▶ [EXTRACTED INFORMATION]
================================
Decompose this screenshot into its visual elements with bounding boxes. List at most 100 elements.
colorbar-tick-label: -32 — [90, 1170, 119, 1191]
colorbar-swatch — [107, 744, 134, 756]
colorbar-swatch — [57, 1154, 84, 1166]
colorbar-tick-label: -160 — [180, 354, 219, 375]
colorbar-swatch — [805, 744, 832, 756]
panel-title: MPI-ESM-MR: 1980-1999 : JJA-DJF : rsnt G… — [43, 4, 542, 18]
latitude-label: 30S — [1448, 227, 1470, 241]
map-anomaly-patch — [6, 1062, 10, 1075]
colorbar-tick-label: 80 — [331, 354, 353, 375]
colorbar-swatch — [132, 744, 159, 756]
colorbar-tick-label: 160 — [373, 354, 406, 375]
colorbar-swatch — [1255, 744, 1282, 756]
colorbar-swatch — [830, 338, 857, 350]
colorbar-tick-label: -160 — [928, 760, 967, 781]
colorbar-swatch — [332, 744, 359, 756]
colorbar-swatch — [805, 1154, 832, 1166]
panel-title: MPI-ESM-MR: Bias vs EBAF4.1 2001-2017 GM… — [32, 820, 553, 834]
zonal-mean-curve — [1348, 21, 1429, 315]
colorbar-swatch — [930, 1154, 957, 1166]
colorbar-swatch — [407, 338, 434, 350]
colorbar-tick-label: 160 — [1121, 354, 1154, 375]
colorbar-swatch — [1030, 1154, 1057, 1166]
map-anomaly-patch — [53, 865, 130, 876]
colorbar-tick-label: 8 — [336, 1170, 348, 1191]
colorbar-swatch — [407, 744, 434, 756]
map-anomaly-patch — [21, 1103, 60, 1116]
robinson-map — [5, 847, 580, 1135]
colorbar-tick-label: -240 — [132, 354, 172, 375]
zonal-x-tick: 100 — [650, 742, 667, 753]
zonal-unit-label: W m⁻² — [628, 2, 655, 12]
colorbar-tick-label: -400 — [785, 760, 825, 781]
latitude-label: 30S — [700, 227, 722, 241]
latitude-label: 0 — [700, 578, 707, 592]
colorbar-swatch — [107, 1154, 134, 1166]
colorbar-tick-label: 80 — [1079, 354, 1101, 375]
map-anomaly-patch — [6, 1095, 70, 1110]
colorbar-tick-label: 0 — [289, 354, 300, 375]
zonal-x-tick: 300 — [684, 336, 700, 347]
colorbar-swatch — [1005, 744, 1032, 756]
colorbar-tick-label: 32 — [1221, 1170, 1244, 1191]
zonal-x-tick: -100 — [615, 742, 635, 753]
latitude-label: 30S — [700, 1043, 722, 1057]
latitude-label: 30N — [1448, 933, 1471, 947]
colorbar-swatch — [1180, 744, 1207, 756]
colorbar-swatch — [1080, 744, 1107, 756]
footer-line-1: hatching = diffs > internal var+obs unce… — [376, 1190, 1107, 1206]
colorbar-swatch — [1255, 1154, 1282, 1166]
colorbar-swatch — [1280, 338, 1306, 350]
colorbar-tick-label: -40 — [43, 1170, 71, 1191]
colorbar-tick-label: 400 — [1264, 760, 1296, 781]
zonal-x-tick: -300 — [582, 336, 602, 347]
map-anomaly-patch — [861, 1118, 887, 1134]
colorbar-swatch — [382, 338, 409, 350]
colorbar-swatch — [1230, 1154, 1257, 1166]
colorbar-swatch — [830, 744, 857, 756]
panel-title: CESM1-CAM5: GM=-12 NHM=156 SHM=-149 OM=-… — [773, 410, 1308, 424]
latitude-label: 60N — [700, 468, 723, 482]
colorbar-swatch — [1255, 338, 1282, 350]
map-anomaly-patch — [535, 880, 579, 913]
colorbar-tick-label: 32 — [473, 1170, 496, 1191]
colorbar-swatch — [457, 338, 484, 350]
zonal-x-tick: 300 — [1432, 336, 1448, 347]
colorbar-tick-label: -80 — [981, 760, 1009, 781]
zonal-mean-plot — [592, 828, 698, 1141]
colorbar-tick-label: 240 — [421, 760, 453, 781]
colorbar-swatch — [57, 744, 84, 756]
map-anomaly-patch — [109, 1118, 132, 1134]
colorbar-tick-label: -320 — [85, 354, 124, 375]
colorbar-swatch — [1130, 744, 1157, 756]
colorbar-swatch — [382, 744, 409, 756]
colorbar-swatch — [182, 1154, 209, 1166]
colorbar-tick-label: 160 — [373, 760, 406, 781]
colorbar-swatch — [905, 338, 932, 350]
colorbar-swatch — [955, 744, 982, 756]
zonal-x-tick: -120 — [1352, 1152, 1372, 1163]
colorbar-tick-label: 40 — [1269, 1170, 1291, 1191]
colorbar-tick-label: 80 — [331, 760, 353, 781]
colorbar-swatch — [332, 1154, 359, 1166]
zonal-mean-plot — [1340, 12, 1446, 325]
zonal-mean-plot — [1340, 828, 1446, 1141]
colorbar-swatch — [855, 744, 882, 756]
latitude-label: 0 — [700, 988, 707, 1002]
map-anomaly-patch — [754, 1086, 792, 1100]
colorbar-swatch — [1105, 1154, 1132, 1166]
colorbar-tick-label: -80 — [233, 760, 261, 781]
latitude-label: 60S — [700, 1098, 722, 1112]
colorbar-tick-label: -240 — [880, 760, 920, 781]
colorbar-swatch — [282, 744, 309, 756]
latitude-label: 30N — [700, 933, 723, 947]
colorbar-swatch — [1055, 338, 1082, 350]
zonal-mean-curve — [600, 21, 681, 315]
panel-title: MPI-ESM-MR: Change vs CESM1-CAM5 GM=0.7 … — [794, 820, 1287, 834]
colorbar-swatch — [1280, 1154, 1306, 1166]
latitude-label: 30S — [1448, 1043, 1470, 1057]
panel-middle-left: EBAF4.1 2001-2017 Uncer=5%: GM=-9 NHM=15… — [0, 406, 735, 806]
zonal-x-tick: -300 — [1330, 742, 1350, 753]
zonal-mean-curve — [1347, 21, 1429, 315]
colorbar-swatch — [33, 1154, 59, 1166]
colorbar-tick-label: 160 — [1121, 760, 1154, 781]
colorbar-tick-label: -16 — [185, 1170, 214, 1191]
================================
▶ [INSTRUCTION] Reproduce all of the lines above verbatim, without any changes.

▶ [EXERCISE ANSWER]
Decompose this screenshot into its visual elements with bounding boxes. List at most 100 elements.
colorbar-tick-label: -32 — [90, 1170, 119, 1191]
colorbar-swatch — [107, 744, 134, 756]
colorbar-swatch — [57, 1154, 84, 1166]
colorbar-tick-label: -160 — [180, 354, 219, 375]
colorbar-swatch — [805, 744, 832, 756]
panel-title: MPI-ESM-MR: 1980-1999 : JJA-DJF : rsnt G… — [43, 4, 542, 18]
latitude-label: 30S — [1448, 227, 1470, 241]
map-anomaly-patch — [6, 1062, 10, 1075]
colorbar-tick-label: 80 — [331, 354, 353, 375]
colorbar-swatch — [132, 744, 159, 756]
colorbar-tick-label: 160 — [373, 354, 406, 375]
colorbar-swatch — [1255, 744, 1282, 756]
colorbar-swatch — [830, 338, 857, 350]
colorbar-tick-label: -160 — [928, 760, 967, 781]
colorbar-swatch — [332, 744, 359, 756]
colorbar-swatch — [805, 1154, 832, 1166]
panel-title: MPI-ESM-MR: Bias vs EBAF4.1 2001-2017 GM… — [32, 820, 553, 834]
zonal-mean-curve — [1348, 21, 1429, 315]
colorbar-swatch — [930, 1154, 957, 1166]
colorbar-swatch — [407, 338, 434, 350]
colorbar-tick-label: 160 — [1121, 354, 1154, 375]
colorbar-swatch — [1030, 1154, 1057, 1166]
map-anomaly-patch — [53, 865, 130, 876]
colorbar-tick-label: 8 — [336, 1170, 348, 1191]
colorbar-swatch — [407, 744, 434, 756]
map-anomaly-patch — [21, 1103, 60, 1116]
robinson-map — [5, 847, 580, 1135]
colorbar-tick-label: -240 — [132, 354, 172, 375]
zonal-x-tick: 100 — [650, 742, 667, 753]
zonal-unit-label: W m⁻² — [628, 2, 655, 12]
colorbar-tick-label: -400 — [785, 760, 825, 781]
latitude-label: 30S — [700, 227, 722, 241]
latitude-label: 0 — [700, 578, 707, 592]
colorbar-swatch — [107, 1154, 134, 1166]
colorbar-tick-label: 80 — [1079, 354, 1101, 375]
map-anomaly-patch — [6, 1095, 70, 1110]
colorbar-tick-label: 0 — [289, 354, 300, 375]
zonal-x-tick: 300 — [684, 336, 700, 347]
colorbar-swatch — [1005, 744, 1032, 756]
colorbar-tick-label: 32 — [1221, 1170, 1244, 1191]
zonal-x-tick: -100 — [615, 742, 635, 753]
latitude-label: 30S — [700, 1043, 722, 1057]
latitude-label: 30N — [1448, 933, 1471, 947]
colorbar-swatch — [1180, 744, 1207, 756]
colorbar-swatch — [1080, 744, 1107, 756]
footer-line-1: hatching = diffs > internal var+obs unce… — [376, 1190, 1107, 1206]
colorbar-swatch — [1255, 1154, 1282, 1166]
colorbar-swatch — [1280, 338, 1306, 350]
colorbar-tick-label: -40 — [43, 1170, 71, 1191]
colorbar-tick-label: 400 — [1264, 760, 1296, 781]
zonal-x-tick: -300 — [582, 336, 602, 347]
map-anomaly-patch — [861, 1118, 887, 1134]
colorbar-swatch — [382, 338, 409, 350]
colorbar-swatch — [1230, 1154, 1257, 1166]
colorbar-swatch — [830, 744, 857, 756]
panel-title: CESM1-CAM5: GM=-12 NHM=156 SHM=-149 OM=-… — [773, 410, 1308, 424]
latitude-label: 60N — [700, 468, 723, 482]
colorbar-swatch — [1255, 338, 1282, 350]
map-anomaly-patch — [535, 880, 579, 913]
colorbar-tick-label: 32 — [473, 1170, 496, 1191]
colorbar-swatch — [457, 338, 484, 350]
zonal-x-tick: 300 — [1432, 336, 1448, 347]
colorbar-tick-label: -80 — [981, 760, 1009, 781]
zonal-mean-plot — [592, 828, 698, 1141]
colorbar-tick-label: 240 — [421, 760, 453, 781]
colorbar-swatch — [57, 744, 84, 756]
map-anomaly-patch — [109, 1118, 132, 1134]
colorbar-tick-label: -320 — [85, 354, 124, 375]
colorbar-swatch — [1130, 744, 1157, 756]
colorbar-swatch — [382, 744, 409, 756]
colorbar-swatch — [182, 1154, 209, 1166]
colorbar-tick-label: 160 — [373, 760, 406, 781]
colorbar-swatch — [905, 338, 932, 350]
colorbar-swatch — [955, 744, 982, 756]
zonal-x-tick: -120 — [1352, 1152, 1372, 1163]
colorbar-tick-label: 40 — [1269, 1170, 1291, 1191]
colorbar-tick-label: 80 — [331, 760, 353, 781]
colorbar-swatch — [332, 1154, 359, 1166]
zonal-mean-plot — [1340, 12, 1446, 325]
zonal-mean-plot — [1340, 828, 1446, 1141]
colorbar-swatch — [855, 744, 882, 756]
latitude-label: 0 — [700, 988, 707, 1002]
map-anomaly-patch — [754, 1086, 792, 1100]
colorbar-swatch — [1105, 1154, 1132, 1166]
colorbar-tick-label: -80 — [233, 760, 261, 781]
latitude-label: 60S — [700, 1098, 722, 1112]
colorbar-tick-label: -240 — [880, 760, 920, 781]
colorbar-swatch — [282, 744, 309, 756]
latitude-label: 30N — [700, 933, 723, 947]
colorbar-swatch — [1055, 338, 1082, 350]
zonal-mean-curve — [600, 21, 681, 315]
panel-title: MPI-ESM-MR: Change vs CESM1-CAM5 GM=0.7 … — [794, 820, 1287, 834]
colorbar-swatch — [1280, 1154, 1306, 1166]
latitude-label: 30S — [1448, 1043, 1470, 1057]
panel-middle-left: EBAF4.1 2001-2017 Uncer=5%: GM=-9 NHM=15… — [0, 406, 735, 806]
zonal-x-tick: -300 — [1330, 742, 1350, 753]
zonal-mean-curve — [1347, 21, 1429, 315]
colorbar-swatch — [33, 1154, 59, 1166]
colorbar-tick-label: 160 — [1121, 760, 1154, 781]
colorbar-tick-label: -16 — [185, 1170, 214, 1191]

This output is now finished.